* [DATASET CONTENT]:
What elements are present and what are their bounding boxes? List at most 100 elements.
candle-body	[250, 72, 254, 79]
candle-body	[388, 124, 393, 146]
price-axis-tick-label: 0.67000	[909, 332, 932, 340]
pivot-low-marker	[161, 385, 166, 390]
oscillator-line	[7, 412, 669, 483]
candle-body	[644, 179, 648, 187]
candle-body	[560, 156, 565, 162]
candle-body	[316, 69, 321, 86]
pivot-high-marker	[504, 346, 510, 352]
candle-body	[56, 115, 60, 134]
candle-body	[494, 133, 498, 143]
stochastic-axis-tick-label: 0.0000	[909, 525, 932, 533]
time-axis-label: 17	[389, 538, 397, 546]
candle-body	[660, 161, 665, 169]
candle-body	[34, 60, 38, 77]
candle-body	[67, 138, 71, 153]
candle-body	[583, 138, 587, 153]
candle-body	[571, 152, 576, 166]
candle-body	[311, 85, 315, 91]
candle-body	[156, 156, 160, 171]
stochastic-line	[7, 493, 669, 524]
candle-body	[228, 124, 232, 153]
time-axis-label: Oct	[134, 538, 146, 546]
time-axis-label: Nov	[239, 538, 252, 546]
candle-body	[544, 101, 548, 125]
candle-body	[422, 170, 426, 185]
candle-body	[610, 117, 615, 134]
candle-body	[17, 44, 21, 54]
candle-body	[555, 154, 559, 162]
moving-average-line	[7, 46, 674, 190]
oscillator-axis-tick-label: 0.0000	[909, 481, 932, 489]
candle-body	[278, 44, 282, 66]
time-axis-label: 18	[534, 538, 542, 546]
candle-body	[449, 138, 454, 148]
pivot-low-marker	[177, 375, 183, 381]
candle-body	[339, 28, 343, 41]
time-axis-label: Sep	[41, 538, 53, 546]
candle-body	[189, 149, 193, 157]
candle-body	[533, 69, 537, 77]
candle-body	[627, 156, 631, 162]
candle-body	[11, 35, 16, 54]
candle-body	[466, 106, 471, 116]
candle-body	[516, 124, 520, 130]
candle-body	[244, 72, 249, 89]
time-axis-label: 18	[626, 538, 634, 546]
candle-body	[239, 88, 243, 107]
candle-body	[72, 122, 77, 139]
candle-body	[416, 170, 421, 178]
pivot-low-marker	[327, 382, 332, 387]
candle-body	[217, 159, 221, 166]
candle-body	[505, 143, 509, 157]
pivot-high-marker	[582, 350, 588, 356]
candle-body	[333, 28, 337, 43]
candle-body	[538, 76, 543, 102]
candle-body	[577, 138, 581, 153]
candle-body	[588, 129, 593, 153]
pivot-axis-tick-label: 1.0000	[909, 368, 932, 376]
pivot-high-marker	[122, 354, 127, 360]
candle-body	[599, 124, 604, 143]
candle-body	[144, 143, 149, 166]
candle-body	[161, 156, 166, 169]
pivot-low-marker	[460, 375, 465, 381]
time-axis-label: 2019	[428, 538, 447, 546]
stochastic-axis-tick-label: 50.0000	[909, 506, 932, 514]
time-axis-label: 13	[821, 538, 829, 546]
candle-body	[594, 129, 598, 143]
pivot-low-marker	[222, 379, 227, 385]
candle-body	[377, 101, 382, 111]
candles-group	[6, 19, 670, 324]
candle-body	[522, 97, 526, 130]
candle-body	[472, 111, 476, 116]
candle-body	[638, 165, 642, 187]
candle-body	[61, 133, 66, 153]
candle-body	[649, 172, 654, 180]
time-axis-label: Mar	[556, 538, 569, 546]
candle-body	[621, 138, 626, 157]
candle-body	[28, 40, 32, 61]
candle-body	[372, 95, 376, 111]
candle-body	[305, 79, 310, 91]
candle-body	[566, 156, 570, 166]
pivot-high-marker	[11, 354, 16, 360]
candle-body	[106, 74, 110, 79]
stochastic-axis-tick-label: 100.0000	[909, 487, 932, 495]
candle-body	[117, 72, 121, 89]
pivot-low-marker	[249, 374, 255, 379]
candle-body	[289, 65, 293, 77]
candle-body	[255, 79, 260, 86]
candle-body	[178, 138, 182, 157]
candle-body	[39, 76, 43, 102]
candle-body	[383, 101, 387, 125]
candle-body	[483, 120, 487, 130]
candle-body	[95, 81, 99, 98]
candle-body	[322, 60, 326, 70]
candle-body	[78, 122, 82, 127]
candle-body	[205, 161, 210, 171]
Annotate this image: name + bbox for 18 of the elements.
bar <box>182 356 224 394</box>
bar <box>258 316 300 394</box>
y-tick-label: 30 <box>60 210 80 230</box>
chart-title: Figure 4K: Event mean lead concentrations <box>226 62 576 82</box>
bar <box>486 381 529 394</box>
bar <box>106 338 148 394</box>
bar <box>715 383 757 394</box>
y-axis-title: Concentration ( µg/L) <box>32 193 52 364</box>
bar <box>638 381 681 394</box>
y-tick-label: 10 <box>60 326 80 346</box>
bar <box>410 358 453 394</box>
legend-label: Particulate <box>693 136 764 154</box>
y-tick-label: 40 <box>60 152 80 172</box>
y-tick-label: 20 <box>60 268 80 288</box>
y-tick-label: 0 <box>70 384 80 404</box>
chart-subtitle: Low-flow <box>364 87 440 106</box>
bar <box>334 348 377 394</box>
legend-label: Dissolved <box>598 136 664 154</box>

* [PROBLEM DESCRIPTION]:
Copy out every line of the data above, character for character.

* [EXERCISE OUTPUT]:
What elements are present and what are their bounding boxes? List at most 100 elements.
candle-body	[250, 72, 254, 79]
candle-body	[388, 124, 393, 146]
price-axis-tick-label: 0.67000	[909, 332, 932, 340]
pivot-low-marker	[161, 385, 166, 390]
oscillator-line	[7, 412, 669, 483]
candle-body	[644, 179, 648, 187]
candle-body	[560, 156, 565, 162]
candle-body	[316, 69, 321, 86]
pivot-high-marker	[504, 346, 510, 352]
candle-body	[56, 115, 60, 134]
candle-body	[494, 133, 498, 143]
stochastic-axis-tick-label: 0.0000	[909, 525, 932, 533]
time-axis-label: 17	[389, 538, 397, 546]
candle-body	[660, 161, 665, 169]
candle-body	[34, 60, 38, 77]
candle-body	[67, 138, 71, 153]
candle-body	[583, 138, 587, 153]
candle-body	[571, 152, 576, 166]
candle-body	[311, 85, 315, 91]
candle-body	[156, 156, 160, 171]
stochastic-line	[7, 493, 669, 524]
candle-body	[228, 124, 232, 153]
time-axis-label: Oct	[134, 538, 146, 546]
time-axis-label: Nov	[239, 538, 252, 546]
candle-body	[544, 101, 548, 125]
candle-body	[422, 170, 426, 185]
candle-body	[610, 117, 615, 134]
candle-body	[17, 44, 21, 54]
candle-body	[555, 154, 559, 162]
moving-average-line	[7, 46, 674, 190]
oscillator-axis-tick-label: 0.0000	[909, 481, 932, 489]
candle-body	[278, 44, 282, 66]
time-axis-label: 18	[534, 538, 542, 546]
candle-body	[449, 138, 454, 148]
pivot-low-marker	[177, 375, 183, 381]
candle-body	[339, 28, 343, 41]
time-axis-label: Sep	[41, 538, 53, 546]
candle-body	[189, 149, 193, 157]
candle-body	[533, 69, 537, 77]
candle-body	[627, 156, 631, 162]
candle-body	[11, 35, 16, 54]
candle-body	[466, 106, 471, 116]
candle-body	[516, 124, 520, 130]
candle-body	[244, 72, 249, 89]
time-axis-label: 18	[626, 538, 634, 546]
candle-body	[239, 88, 243, 107]
candle-body	[72, 122, 77, 139]
candle-body	[416, 170, 421, 178]
pivot-low-marker	[327, 382, 332, 387]
candle-body	[217, 159, 221, 166]
candle-body	[505, 143, 509, 157]
pivot-high-marker	[582, 350, 588, 356]
candle-body	[333, 28, 337, 43]
candle-body	[538, 76, 543, 102]
candle-body	[577, 138, 581, 153]
candle-body	[588, 129, 593, 153]
pivot-axis-tick-label: 1.0000	[909, 368, 932, 376]
pivot-high-marker	[122, 354, 127, 360]
candle-body	[599, 124, 604, 143]
candle-body	[144, 143, 149, 166]
candle-body	[161, 156, 166, 169]
pivot-low-marker	[460, 375, 465, 381]
time-axis-label: 2019	[428, 538, 447, 546]
stochastic-axis-tick-label: 50.0000	[909, 506, 932, 514]
time-axis-label: 13	[821, 538, 829, 546]
candle-body	[594, 129, 598, 143]
pivot-low-marker	[222, 379, 227, 385]
candle-body	[377, 101, 382, 111]
candles-group	[6, 19, 670, 324]
candle-body	[522, 97, 526, 130]
candle-body	[472, 111, 476, 116]
candle-body	[638, 165, 642, 187]
candle-body	[61, 133, 66, 153]
candle-body	[649, 172, 654, 180]
time-axis-label: Mar	[556, 538, 569, 546]
candle-body	[621, 138, 626, 157]
candle-body	[28, 40, 32, 61]
candle-body	[372, 95, 376, 111]
candle-body	[305, 79, 310, 91]
candle-body	[566, 156, 570, 166]
pivot-high-marker	[11, 354, 16, 360]
candle-body	[106, 74, 110, 79]
stochastic-axis-tick-label: 100.0000	[909, 487, 932, 495]
candle-body	[117, 72, 121, 89]
pivot-low-marker	[249, 374, 255, 379]
candle-body	[289, 65, 293, 77]
candle-body	[255, 79, 260, 86]
candle-body	[178, 138, 182, 157]
candle-body	[39, 76, 43, 102]
candle-body	[383, 101, 387, 125]
candle-body	[483, 120, 487, 130]
candle-body	[95, 81, 99, 98]
candle-body	[322, 60, 326, 70]
candle-body	[78, 122, 82, 127]
candle-body	[205, 161, 210, 171]
Annotate this image: name + bbox for 18 of the elements.
bar <box>182 356 224 394</box>
bar <box>258 316 300 394</box>
y-tick-label: 30 <box>60 210 80 230</box>
chart-title: Figure 4K: Event mean lead concentrations <box>226 62 576 82</box>
bar <box>486 381 529 394</box>
bar <box>106 338 148 394</box>
bar <box>715 383 757 394</box>
y-axis-title: Concentration ( µg/L) <box>32 193 52 364</box>
bar <box>638 381 681 394</box>
y-tick-label: 10 <box>60 326 80 346</box>
bar <box>410 358 453 394</box>
legend-label: Particulate <box>693 136 764 154</box>
y-tick-label: 40 <box>60 152 80 172</box>
y-tick-label: 20 <box>60 268 80 288</box>
y-tick-label: 0 <box>70 384 80 404</box>
chart-subtitle: Low-flow <box>364 87 440 106</box>
bar <box>334 348 377 394</box>
legend-label: Dissolved <box>598 136 664 154</box>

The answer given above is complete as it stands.